◆ **Stated problem**
List each line holding the string "TRADE".
========================
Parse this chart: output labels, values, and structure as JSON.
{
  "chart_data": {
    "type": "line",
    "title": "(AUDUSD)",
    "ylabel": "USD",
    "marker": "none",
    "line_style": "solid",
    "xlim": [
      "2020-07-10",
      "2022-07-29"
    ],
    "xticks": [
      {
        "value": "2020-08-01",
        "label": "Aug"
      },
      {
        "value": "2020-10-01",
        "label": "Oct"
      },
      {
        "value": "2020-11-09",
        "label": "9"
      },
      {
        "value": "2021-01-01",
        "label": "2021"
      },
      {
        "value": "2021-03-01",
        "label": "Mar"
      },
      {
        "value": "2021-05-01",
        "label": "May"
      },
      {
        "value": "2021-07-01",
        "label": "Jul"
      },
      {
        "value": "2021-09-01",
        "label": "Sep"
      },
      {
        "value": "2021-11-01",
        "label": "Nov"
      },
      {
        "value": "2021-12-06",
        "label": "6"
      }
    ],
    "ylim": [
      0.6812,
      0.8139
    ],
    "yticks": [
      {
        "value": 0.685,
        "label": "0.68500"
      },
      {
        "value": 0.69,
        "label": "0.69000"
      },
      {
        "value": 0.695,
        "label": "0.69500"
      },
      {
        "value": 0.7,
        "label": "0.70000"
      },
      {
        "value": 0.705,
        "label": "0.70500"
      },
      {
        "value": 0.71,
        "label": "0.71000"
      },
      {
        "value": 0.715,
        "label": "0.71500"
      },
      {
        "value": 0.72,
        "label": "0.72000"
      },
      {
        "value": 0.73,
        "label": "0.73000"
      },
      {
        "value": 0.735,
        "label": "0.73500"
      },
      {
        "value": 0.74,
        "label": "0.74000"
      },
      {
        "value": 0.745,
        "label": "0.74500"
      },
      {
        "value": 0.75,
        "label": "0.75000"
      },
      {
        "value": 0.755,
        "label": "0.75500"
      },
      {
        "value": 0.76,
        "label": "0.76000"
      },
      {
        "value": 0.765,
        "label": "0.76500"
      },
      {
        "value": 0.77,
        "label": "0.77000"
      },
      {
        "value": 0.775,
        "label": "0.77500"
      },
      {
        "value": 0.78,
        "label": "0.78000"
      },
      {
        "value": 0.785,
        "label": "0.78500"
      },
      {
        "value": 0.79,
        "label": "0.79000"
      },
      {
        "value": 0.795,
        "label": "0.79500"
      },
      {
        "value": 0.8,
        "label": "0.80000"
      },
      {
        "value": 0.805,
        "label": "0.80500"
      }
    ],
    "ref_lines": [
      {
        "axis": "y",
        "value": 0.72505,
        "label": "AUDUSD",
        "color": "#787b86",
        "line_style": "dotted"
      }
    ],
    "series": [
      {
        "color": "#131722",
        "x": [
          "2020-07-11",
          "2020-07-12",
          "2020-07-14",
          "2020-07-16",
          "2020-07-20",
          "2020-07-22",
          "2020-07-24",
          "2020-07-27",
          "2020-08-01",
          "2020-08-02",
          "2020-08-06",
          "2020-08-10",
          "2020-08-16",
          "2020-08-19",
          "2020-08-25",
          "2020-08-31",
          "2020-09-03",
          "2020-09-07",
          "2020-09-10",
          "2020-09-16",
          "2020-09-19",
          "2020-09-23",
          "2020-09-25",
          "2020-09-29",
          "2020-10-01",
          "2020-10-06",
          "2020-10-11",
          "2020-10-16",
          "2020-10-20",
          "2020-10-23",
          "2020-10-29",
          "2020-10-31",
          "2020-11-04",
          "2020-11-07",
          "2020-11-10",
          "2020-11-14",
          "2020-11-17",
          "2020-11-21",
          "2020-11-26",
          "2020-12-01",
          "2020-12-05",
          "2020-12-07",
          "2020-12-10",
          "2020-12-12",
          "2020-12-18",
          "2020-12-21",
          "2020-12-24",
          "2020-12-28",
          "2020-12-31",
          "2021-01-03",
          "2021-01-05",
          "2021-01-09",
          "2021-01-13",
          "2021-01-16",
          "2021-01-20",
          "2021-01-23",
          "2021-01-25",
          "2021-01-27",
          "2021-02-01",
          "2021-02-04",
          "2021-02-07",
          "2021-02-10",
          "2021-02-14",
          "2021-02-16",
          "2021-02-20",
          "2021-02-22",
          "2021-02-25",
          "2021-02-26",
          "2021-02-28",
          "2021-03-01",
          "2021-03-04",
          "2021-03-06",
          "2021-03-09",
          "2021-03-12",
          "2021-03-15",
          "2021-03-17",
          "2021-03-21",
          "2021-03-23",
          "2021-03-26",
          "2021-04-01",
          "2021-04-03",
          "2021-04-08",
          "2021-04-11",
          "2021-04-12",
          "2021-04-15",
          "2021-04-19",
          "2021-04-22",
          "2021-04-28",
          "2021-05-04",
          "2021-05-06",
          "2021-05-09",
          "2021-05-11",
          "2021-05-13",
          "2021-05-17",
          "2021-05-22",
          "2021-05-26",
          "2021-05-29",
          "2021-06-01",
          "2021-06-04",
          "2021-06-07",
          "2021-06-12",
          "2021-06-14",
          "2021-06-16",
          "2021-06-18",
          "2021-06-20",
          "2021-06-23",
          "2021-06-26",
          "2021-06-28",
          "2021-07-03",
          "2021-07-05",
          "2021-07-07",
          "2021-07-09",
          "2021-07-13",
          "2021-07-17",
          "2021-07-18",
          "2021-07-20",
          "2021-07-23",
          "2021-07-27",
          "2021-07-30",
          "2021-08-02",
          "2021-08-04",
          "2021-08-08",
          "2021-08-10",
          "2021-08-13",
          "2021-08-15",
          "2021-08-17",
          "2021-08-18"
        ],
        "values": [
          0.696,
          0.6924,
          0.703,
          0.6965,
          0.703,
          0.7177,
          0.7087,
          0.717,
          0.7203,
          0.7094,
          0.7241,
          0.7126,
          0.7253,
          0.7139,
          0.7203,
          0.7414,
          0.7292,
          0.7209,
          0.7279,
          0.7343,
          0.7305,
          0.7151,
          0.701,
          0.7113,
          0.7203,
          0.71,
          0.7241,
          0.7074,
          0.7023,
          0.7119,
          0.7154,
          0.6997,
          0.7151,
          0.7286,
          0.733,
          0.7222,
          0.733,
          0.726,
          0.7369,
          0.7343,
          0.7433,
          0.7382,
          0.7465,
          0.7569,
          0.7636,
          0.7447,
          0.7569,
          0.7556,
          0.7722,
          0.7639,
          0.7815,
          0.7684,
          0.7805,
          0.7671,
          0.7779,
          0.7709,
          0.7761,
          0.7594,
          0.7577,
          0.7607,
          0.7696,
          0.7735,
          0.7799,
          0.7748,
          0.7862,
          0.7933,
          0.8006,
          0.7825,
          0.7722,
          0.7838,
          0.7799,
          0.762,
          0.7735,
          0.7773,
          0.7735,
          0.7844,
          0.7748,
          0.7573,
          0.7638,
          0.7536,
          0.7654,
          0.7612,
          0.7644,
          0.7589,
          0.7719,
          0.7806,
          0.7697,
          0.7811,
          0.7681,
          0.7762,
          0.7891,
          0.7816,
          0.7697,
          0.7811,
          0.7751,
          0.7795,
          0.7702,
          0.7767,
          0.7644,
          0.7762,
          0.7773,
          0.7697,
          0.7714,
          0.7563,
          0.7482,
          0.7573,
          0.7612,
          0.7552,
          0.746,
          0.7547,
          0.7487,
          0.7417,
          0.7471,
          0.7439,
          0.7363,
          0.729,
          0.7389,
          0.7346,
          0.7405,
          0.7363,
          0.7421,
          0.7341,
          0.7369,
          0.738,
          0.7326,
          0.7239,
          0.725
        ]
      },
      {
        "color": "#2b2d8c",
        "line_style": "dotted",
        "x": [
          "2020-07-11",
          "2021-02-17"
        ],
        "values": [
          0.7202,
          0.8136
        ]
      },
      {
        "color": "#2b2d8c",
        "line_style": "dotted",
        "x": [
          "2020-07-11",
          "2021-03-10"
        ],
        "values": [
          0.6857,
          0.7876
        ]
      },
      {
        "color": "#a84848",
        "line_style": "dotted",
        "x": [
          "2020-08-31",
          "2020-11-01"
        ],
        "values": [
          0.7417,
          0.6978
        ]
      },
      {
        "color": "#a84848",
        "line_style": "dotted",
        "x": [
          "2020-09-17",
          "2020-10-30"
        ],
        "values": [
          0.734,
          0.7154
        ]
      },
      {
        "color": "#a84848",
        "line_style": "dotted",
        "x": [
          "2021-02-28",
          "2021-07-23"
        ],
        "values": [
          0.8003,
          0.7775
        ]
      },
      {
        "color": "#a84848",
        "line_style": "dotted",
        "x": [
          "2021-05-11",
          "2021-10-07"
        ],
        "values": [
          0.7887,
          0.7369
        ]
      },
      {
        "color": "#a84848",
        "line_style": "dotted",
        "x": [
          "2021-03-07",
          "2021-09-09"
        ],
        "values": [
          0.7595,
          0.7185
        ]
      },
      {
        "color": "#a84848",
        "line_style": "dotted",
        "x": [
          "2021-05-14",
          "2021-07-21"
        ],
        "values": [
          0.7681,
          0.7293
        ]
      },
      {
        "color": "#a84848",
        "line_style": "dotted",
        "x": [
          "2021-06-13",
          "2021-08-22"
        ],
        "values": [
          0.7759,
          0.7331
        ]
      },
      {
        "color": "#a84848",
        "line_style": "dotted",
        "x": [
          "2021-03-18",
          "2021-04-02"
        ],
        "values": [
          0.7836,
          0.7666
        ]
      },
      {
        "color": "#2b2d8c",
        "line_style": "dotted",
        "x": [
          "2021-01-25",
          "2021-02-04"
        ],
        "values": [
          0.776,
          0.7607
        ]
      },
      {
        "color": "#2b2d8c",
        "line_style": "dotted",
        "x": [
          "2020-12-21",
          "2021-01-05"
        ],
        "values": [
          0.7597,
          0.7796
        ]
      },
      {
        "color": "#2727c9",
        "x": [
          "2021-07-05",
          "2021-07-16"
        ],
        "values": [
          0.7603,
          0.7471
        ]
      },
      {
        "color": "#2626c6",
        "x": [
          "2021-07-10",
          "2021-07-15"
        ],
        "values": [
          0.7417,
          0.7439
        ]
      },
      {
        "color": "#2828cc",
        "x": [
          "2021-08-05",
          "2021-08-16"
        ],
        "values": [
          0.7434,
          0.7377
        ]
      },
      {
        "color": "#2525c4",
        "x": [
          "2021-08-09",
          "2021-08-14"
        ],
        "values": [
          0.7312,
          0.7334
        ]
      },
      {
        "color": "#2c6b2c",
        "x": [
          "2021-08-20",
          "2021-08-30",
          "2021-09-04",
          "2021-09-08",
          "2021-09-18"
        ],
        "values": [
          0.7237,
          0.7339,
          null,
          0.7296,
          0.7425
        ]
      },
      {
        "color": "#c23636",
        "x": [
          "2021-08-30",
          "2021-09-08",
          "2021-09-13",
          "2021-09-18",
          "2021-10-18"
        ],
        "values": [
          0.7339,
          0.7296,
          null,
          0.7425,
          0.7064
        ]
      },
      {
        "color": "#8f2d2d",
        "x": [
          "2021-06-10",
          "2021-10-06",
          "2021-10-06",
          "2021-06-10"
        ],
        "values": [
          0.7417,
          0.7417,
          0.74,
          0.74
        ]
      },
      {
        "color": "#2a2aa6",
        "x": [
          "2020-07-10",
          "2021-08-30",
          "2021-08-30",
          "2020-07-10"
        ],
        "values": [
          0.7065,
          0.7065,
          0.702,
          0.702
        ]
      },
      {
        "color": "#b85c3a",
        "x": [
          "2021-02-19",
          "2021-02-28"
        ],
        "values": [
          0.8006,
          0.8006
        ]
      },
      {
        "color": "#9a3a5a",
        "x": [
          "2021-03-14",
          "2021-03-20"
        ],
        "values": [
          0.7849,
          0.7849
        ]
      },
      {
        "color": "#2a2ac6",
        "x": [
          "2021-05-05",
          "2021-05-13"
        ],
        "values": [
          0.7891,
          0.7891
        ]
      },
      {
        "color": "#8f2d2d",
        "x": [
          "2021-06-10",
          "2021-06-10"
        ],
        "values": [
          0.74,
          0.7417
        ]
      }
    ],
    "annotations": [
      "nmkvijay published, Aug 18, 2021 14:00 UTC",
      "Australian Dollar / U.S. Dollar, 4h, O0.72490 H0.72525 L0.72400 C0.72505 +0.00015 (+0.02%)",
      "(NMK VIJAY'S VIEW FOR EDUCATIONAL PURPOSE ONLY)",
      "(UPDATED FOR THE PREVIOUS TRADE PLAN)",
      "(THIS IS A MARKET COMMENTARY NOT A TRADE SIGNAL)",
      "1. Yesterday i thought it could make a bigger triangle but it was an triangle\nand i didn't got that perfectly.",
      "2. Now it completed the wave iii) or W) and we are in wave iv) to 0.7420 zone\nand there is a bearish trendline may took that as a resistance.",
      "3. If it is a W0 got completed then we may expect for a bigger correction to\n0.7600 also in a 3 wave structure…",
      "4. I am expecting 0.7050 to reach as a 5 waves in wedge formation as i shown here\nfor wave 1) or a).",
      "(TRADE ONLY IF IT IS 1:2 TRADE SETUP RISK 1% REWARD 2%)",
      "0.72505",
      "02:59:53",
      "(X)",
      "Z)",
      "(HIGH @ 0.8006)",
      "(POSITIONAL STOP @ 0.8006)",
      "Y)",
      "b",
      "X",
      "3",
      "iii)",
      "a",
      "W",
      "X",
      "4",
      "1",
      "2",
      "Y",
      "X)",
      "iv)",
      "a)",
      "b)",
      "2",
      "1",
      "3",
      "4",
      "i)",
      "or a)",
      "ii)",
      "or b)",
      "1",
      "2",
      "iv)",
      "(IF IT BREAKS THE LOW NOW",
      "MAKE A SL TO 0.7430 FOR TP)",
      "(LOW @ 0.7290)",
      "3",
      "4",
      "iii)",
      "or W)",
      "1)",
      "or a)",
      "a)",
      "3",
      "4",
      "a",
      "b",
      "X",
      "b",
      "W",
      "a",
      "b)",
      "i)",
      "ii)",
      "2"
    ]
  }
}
========================
◆ **The reply**
      "(UPDATED FOR THE PREVIOUS TRADE PLAN)",
      "(THIS IS A MARKET COMMENTARY NOT A TRADE SIGNAL)",
      "(TRADE ONLY IF IT IS 1:2 TRADE SETUP RISK 1% REWARD 2%)",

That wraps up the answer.